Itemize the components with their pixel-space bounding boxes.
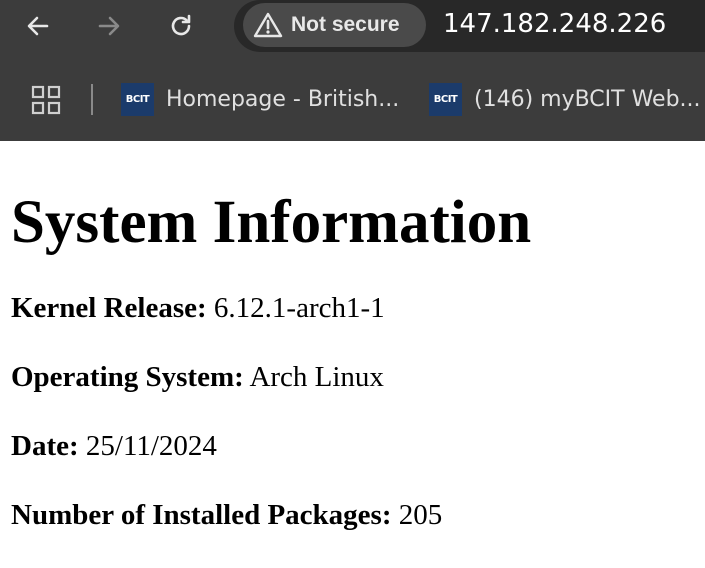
info-row-packages: Number of Installed Packages: 205	[11, 498, 705, 532]
info-key: Kernel Release:	[11, 292, 207, 324]
warning-triangle-icon	[253, 12, 283, 38]
forward-button[interactable]	[89, 6, 129, 46]
bookmark-bcit-homepage[interactable]: BCIT Homepage - British...	[121, 79, 399, 119]
back-button[interactable]	[18, 6, 58, 46]
info-row-kernel: Kernel Release: 6.12.1-arch1-1	[11, 291, 705, 325]
bookmark-label: (146) myBCIT Web...	[474, 86, 701, 112]
favicon-text: BCIT	[433, 93, 458, 105]
bookmarks-bar: BCIT Homepage - British... BCIT (146) my…	[0, 52, 705, 141]
forward-arrow-icon	[98, 16, 120, 36]
browser-chrome: Not secure 147.182.248.226 BCIT Homepage…	[0, 0, 705, 141]
page-content: System Information Kernel Release: 6.12.…	[0, 188, 705, 532]
bookmarks-divider	[91, 84, 93, 115]
info-row-date: Date: 25/11/2024	[11, 429, 705, 463]
info-value: 6.12.1-arch1-1	[213, 292, 385, 324]
reload-icon	[171, 14, 191, 36]
back-arrow-icon	[27, 16, 49, 36]
bcit-favicon-icon: BCIT	[429, 82, 462, 116]
info-row-os: Operating System: Arch Linux	[11, 360, 705, 394]
bookmark-label: Homepage - British...	[166, 86, 400, 112]
info-value: 205	[398, 499, 443, 531]
favicon-text: BCIT	[125, 93, 150, 105]
url-text[interactable]: 147.182.248.226	[443, 9, 666, 39]
page-title: System Information	[11, 189, 532, 256]
reload-button[interactable]	[161, 6, 201, 46]
bookmark-mybcit[interactable]: BCIT (146) myBCIT Web...	[429, 79, 701, 119]
info-value: 25/11/2024	[85, 430, 217, 462]
apps-grid-icon[interactable]	[31, 85, 61, 115]
info-value: Arch Linux	[249, 361, 384, 393]
browser-toolbar: Not secure 147.182.248.226	[0, 0, 705, 52]
info-key: Operating System:	[11, 361, 244, 393]
site-security-chip[interactable]: Not secure	[243, 3, 426, 47]
bcit-favicon-icon: BCIT	[121, 82, 154, 116]
info-key: Number of Installed Packages:	[11, 499, 392, 531]
info-key: Date:	[11, 430, 79, 462]
security-label: Not secure	[291, 13, 400, 36]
####################
What the task requires. Copy every row above line for line, with no changes, leaving out the pictures.

Task output.
Itemize the components with their pixel-space bounding boxes.
info-row-packages: Number of Installed Packages: 205	[11, 498, 705, 532]
info-key: Kernel Release:	[11, 292, 207, 324]
warning-triangle-icon	[253, 12, 283, 38]
forward-button[interactable]	[89, 6, 129, 46]
bookmark-bcit-homepage[interactable]: BCIT Homepage - British...	[121, 79, 399, 119]
back-button[interactable]	[18, 6, 58, 46]
info-row-kernel: Kernel Release: 6.12.1-arch1-1	[11, 291, 705, 325]
bookmark-label: (146) myBCIT Web...	[474, 86, 701, 112]
favicon-text: BCIT	[433, 93, 458, 105]
bookmarks-bar: BCIT Homepage - British... BCIT (146) my…	[0, 52, 705, 141]
forward-arrow-icon	[98, 16, 120, 36]
browser-chrome: Not secure 147.182.248.226 BCIT Homepage…	[0, 0, 705, 141]
page-content: System Information Kernel Release: 6.12.…	[0, 188, 705, 532]
bookmarks-divider	[91, 84, 93, 115]
info-row-date: Date: 25/11/2024	[11, 429, 705, 463]
info-value: 6.12.1-arch1-1	[213, 292, 385, 324]
reload-icon	[171, 14, 191, 36]
back-arrow-icon	[27, 16, 49, 36]
bcit-favicon-icon: BCIT	[429, 82, 462, 116]
info-row-os: Operating System: Arch Linux	[11, 360, 705, 394]
bookmark-label: Homepage - British...	[166, 86, 400, 112]
info-value: 205	[398, 499, 443, 531]
favicon-text: BCIT	[125, 93, 150, 105]
url-text[interactable]: 147.182.248.226	[443, 9, 666, 39]
page-title: System Information	[11, 189, 532, 256]
reload-button[interactable]	[161, 6, 201, 46]
bookmark-mybcit[interactable]: BCIT (146) myBCIT Web...	[429, 79, 701, 119]
info-value: 25/11/2024	[85, 430, 217, 462]
apps-grid-icon[interactable]	[31, 85, 61, 115]
info-value: Arch Linux	[249, 361, 384, 393]
browser-toolbar: Not secure 147.182.248.226	[0, 0, 705, 52]
info-key: Operating System:	[11, 361, 244, 393]
site-security-chip[interactable]: Not secure	[243, 3, 426, 47]
bcit-favicon-icon: BCIT	[121, 82, 154, 116]
info-key: Number of Installed Packages:	[11, 499, 392, 531]
info-key: Date:	[11, 430, 79, 462]
security-label: Not secure	[291, 13, 400, 36]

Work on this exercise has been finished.